## PROBLEM
Count how many lines hold the string "remove". Give that number alone.

(Dataset entries)
==============================

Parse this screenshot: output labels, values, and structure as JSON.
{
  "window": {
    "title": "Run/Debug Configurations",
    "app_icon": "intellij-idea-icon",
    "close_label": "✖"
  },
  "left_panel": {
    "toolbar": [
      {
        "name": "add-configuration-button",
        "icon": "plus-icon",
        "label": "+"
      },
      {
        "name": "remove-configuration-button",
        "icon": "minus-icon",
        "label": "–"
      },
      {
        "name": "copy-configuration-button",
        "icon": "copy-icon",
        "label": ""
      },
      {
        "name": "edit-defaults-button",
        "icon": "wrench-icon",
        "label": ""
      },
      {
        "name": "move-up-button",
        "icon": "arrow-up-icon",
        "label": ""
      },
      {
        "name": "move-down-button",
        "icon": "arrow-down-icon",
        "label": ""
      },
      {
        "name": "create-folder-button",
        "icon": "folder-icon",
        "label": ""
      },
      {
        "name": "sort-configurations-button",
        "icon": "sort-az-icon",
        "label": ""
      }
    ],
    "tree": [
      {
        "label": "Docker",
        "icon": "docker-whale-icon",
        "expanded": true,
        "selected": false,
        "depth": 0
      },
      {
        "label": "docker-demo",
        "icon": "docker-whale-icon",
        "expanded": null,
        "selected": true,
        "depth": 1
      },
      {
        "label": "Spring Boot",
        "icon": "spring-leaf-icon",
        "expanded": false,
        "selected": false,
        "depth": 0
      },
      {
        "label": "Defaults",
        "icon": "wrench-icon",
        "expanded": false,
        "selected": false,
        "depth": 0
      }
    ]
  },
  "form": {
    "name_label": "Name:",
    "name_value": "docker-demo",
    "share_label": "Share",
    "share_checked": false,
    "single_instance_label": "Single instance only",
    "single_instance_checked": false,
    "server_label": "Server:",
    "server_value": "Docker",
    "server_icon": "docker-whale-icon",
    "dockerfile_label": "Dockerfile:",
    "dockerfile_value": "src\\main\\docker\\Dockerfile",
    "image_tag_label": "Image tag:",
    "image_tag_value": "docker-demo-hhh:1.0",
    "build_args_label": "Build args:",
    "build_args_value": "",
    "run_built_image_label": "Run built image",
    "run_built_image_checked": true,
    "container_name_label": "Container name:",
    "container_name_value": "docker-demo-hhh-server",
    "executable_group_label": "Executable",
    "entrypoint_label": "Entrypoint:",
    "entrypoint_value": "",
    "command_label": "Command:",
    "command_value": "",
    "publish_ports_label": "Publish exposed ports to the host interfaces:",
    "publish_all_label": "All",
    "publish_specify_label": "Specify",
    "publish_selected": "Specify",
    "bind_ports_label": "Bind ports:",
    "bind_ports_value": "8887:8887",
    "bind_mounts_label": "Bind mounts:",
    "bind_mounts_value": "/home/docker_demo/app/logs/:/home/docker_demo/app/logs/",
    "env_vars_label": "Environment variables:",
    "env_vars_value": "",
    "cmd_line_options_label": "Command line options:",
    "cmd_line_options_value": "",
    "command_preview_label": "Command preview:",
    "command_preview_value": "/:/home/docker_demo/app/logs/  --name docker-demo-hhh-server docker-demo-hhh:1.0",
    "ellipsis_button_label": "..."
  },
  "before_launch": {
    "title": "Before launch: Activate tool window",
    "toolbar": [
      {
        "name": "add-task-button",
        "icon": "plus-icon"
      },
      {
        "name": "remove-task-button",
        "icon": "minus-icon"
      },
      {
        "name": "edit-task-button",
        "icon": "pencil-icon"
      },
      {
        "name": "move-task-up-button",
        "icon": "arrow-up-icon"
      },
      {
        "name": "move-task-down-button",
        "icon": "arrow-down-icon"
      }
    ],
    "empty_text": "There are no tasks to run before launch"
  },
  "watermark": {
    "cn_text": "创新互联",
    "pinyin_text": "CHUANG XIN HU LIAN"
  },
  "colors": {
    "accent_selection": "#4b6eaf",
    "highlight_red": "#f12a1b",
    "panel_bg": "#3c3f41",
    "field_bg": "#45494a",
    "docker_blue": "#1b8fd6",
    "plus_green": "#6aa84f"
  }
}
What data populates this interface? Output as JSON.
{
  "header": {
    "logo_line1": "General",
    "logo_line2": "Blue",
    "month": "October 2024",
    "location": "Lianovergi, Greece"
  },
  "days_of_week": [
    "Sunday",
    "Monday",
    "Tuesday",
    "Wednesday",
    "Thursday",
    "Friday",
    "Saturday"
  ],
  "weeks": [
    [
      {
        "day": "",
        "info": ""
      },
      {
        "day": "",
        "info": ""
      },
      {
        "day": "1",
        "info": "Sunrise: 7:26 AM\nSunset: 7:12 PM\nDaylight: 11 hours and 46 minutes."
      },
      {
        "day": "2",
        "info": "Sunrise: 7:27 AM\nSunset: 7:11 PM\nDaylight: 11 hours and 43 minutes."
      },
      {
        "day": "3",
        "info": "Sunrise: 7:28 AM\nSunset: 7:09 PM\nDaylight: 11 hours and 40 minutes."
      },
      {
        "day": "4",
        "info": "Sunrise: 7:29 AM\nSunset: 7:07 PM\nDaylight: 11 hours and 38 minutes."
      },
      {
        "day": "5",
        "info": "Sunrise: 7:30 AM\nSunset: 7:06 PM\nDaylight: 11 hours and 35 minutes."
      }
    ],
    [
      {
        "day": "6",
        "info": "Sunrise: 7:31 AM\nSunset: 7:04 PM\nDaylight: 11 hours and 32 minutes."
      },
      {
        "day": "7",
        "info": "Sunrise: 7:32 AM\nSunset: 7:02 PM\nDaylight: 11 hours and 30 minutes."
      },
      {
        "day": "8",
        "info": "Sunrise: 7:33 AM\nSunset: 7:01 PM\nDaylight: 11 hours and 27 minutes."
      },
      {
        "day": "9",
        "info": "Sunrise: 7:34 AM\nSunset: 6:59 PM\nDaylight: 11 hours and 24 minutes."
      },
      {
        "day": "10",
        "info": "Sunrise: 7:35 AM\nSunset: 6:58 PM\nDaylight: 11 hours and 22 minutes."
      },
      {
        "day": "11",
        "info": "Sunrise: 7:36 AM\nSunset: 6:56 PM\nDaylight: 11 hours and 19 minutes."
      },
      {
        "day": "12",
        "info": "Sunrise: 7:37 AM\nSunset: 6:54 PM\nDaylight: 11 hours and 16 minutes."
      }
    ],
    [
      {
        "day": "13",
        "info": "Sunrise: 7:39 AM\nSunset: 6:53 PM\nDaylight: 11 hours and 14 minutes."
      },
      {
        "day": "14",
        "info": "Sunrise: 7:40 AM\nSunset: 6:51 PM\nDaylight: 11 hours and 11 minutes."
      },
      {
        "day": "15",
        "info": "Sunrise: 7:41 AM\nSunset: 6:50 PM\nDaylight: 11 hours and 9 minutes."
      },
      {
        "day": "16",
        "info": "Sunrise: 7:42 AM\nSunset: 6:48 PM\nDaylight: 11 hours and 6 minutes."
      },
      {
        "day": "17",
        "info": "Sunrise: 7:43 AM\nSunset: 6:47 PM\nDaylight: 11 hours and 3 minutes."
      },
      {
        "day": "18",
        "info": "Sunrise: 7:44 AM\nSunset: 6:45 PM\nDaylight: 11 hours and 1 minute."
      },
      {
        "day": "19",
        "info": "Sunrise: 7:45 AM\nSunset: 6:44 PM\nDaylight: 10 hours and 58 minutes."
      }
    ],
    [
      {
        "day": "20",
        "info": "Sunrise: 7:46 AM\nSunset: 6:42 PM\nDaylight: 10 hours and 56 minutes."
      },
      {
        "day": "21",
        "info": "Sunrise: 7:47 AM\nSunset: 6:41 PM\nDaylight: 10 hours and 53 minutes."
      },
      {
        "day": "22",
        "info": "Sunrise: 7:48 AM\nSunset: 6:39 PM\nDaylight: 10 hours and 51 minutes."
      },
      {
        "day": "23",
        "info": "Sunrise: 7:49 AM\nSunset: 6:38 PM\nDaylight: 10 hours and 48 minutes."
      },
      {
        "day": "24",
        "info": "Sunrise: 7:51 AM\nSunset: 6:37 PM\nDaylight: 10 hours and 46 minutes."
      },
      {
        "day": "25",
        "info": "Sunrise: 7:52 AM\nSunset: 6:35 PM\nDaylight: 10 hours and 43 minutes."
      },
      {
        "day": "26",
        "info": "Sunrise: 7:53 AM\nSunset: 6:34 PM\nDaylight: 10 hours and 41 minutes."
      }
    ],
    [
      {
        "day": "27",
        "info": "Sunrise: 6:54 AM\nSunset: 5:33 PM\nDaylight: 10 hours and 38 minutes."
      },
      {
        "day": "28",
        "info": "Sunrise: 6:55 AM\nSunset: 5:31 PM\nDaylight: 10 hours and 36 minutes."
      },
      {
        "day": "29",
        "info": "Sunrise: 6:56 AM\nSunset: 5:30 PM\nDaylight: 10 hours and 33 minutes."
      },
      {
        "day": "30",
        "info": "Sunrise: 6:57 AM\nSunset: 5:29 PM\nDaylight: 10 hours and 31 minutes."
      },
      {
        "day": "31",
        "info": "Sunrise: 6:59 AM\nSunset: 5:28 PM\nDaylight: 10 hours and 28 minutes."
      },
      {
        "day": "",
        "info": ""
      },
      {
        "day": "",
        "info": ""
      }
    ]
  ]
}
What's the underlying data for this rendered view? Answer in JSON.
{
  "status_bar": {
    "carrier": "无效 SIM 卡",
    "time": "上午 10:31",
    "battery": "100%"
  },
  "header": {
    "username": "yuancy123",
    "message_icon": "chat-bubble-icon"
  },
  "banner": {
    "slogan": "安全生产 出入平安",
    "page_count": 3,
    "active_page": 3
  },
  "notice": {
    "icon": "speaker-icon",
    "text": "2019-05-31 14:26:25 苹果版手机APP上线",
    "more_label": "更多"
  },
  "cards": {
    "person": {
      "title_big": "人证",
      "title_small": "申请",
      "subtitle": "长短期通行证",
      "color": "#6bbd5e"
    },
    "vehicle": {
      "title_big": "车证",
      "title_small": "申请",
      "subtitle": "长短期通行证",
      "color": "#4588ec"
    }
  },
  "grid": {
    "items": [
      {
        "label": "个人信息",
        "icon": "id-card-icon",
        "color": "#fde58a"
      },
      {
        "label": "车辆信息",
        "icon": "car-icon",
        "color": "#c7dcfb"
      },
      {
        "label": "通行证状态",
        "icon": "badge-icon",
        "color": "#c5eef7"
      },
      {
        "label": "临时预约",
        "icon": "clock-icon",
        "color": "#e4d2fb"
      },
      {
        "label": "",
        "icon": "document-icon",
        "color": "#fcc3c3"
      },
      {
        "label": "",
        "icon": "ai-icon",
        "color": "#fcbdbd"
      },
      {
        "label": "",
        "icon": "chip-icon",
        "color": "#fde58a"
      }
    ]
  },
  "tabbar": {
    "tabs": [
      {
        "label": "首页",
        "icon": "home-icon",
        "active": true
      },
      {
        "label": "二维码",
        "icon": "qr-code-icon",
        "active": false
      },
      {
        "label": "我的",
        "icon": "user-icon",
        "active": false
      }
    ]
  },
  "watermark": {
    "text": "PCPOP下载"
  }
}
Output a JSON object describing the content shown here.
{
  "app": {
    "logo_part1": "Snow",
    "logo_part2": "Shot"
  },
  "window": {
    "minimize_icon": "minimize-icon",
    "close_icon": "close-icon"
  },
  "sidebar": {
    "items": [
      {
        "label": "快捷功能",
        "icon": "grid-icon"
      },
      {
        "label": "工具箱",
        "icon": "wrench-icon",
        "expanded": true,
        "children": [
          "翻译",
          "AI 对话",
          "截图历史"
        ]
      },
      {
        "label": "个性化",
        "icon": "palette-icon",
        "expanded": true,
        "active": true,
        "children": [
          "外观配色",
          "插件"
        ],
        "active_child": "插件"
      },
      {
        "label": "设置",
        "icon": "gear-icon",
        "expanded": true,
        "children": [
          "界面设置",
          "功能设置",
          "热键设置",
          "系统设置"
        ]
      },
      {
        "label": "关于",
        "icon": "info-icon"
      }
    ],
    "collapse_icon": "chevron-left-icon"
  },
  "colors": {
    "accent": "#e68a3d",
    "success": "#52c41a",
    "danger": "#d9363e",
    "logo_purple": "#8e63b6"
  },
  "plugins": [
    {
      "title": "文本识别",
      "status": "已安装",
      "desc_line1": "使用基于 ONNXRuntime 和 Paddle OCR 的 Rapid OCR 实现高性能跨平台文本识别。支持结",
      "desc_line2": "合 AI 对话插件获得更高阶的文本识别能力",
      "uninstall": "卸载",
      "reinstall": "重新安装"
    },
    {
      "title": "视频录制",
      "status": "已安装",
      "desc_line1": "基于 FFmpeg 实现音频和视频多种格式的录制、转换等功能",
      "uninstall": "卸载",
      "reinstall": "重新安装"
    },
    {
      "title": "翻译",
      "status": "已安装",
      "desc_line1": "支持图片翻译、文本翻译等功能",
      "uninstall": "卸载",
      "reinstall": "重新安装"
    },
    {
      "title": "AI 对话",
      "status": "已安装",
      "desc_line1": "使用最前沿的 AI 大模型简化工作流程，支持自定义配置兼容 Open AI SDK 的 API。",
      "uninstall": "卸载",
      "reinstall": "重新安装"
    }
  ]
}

==============================

## RESULT BELOW
2